[start ENTRIES SUPPLIED]
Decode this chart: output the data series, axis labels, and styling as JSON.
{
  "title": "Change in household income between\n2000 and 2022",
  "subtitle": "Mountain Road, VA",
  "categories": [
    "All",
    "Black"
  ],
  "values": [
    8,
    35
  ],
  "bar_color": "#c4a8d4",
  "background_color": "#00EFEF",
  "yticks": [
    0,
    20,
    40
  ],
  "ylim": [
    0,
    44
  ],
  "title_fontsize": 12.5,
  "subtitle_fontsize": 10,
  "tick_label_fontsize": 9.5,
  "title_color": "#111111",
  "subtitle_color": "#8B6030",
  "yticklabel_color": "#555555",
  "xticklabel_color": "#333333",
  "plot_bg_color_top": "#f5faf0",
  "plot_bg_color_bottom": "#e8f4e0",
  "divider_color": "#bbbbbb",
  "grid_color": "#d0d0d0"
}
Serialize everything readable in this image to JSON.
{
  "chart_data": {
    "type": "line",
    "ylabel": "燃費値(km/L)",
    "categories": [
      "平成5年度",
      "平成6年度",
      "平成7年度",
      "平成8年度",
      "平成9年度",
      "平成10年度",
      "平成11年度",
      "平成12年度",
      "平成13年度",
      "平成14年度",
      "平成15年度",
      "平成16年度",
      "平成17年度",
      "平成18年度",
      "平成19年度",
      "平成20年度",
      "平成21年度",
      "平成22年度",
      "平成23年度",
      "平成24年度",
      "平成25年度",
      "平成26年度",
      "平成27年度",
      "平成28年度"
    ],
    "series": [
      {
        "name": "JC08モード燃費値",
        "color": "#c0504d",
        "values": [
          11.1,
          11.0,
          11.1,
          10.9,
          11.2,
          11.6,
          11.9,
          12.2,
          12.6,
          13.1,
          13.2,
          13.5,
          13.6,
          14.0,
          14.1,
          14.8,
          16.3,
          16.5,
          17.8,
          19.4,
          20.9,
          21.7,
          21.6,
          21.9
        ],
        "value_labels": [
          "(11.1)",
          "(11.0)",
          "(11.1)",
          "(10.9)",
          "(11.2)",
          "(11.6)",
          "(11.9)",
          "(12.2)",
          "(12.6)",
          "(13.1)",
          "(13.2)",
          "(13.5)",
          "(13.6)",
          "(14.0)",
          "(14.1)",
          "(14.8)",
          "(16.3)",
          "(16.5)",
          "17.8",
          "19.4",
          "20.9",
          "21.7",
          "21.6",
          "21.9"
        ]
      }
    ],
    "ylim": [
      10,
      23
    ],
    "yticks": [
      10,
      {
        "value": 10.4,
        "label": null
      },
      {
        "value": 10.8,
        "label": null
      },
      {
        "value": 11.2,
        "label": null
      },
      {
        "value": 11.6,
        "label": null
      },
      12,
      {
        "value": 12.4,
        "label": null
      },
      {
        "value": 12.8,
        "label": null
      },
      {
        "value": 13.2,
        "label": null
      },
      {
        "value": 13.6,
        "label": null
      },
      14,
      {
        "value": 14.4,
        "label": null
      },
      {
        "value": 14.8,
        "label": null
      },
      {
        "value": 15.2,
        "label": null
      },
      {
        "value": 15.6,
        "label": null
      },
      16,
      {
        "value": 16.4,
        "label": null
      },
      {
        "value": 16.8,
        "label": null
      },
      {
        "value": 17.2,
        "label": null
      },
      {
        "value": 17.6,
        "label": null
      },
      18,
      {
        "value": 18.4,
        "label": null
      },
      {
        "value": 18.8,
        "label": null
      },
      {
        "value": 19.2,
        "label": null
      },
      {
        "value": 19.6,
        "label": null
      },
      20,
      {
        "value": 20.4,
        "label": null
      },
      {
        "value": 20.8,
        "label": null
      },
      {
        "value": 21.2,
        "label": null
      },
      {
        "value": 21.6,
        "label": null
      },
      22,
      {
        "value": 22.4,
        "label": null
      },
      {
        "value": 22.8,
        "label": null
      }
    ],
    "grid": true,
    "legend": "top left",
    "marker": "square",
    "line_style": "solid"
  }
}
[end ENTRIES SUPPLIED]
- **PROBLEM TO SOLVE**:
Transcribe all entries exactly as they are given.

- **RESULT BELOW**:
Decode this chart: output the data series, axis labels, and styling as JSON.
{
  "title": "Change in household income between\n2000 and 2022",
  "subtitle": "Mountain Road, VA",
  "categories": [
    "All",
    "Black"
  ],
  "values": [
    8,
    35
  ],
  "bar_color": "#c4a8d4",
  "background_color": "#00EFEF",
  "yticks": [
    0,
    20,
    40
  ],
  "ylim": [
    0,
    44
  ],
  "title_fontsize": 12.5,
  "subtitle_fontsize": 10,
  "tick_label_fontsize": 9.5,
  "title_color": "#111111",
  "subtitle_color": "#8B6030",
  "yticklabel_color": "#555555",
  "xticklabel_color": "#333333",
  "plot_bg_color_top": "#f5faf0",
  "plot_bg_color_bottom": "#e8f4e0",
  "divider_color": "#bbbbbb",
  "grid_color": "#d0d0d0"
}
Serialize everything readable in this image to JSON.
{
  "chart_data": {
    "type": "line",
    "ylabel": "燃費値(km/L)",
    "categories": [
      "平成5年度",
      "平成6年度",
      "平成7年度",
      "平成8年度",
      "平成9年度",
      "平成10年度",
      "平成11年度",
      "平成12年度",
      "平成13年度",
      "平成14年度",
      "平成15年度",
      "平成16年度",
      "平成17年度",
      "平成18年度",
      "平成19年度",
      "平成20年度",
      "平成21年度",
      "平成22年度",
      "平成23年度",
      "平成24年度",
      "平成25年度",
      "平成26年度",
      "平成27年度",
      "平成28年度"
    ],
    "series": [
      {
        "name": "JC08モード燃費値",
        "color": "#c0504d",
        "values": [
          11.1,
          11.0,
          11.1,
          10.9,
          11.2,
          11.6,
          11.9,
          12.2,
          12.6,
          13.1,
          13.2,
          13.5,
          13.6,
          14.0,
          14.1,
          14.8,
          16.3,
          16.5,
          17.8,
          19.4,
          20.9,
          21.7,
          21.6,
          21.9
        ],
        "value_labels": [
          "(11.1)",
          "(11.0)",
          "(11.1)",
          "(10.9)",
          "(11.2)",
          "(11.6)",
          "(11.9)",
          "(12.2)",
          "(12.6)",
          "(13.1)",
          "(13.2)",
          "(13.5)",
          "(13.6)",
          "(14.0)",
          "(14.1)",
          "(14.8)",
          "(16.3)",
          "(16.5)",
          "17.8",
          "19.4",
          "20.9",
          "21.7",
          "21.6",
          "21.9"
        ]
      }
    ],
    "ylim": [
      10,
      23
    ],
    "yticks": [
      10,
      {
        "value": 10.4,
        "label": null
      },
      {
        "value": 10.8,
        "label": null
      },
      {
        "value": 11.2,
        "label": null
      },
      {
        "value": 11.6,
        "label": null
      },
      12,
      {
        "value": 12.4,
        "label": null
      },
      {
        "value": 12.8,
        "label": null
      },
      {
        "value": 13.2,
        "label": null
      },
      {
        "value": 13.6,
        "label": null
      },
      14,
      {
        "value": 14.4,
        "label": null
      },
      {
        "value": 14.8,
        "label": null
      },
      {
        "value": 15.2,
        "label": null
      },
      {
        "value": 15.6,
        "label": null
      },
      16,
      {
        "value": 16.4,
        "label": null
      },
      {
        "value": 16.8,
        "label": null
      },
      {
        "value": 17.2,
        "label": null
      },
      {
        "value": 17.6,
        "label": null
      },
      18,
      {
        "value": 18.4,
        "label": null
      },
      {
        "value": 18.8,
        "label": null
      },
      {
        "value": 19.2,
        "label": null
      },
      {
        "value": 19.6,
        "label": null
      },
      20,
      {
        "value": 20.4,
        "label": null
      },
      {
        "value": 20.8,
        "label": null
      },
      {
        "value": 21.2,
        "label": null
      },
      {
        "value": 21.6,
        "label": null
      },
      22,
      {
        "value": 22.4,
        "label": null
      },
      {
        "value": 22.8,
        "label": null
      }
    ],
    "grid": true,
    "legend": "top left",
    "marker": "square",
    "line_style": "solid"
  }
}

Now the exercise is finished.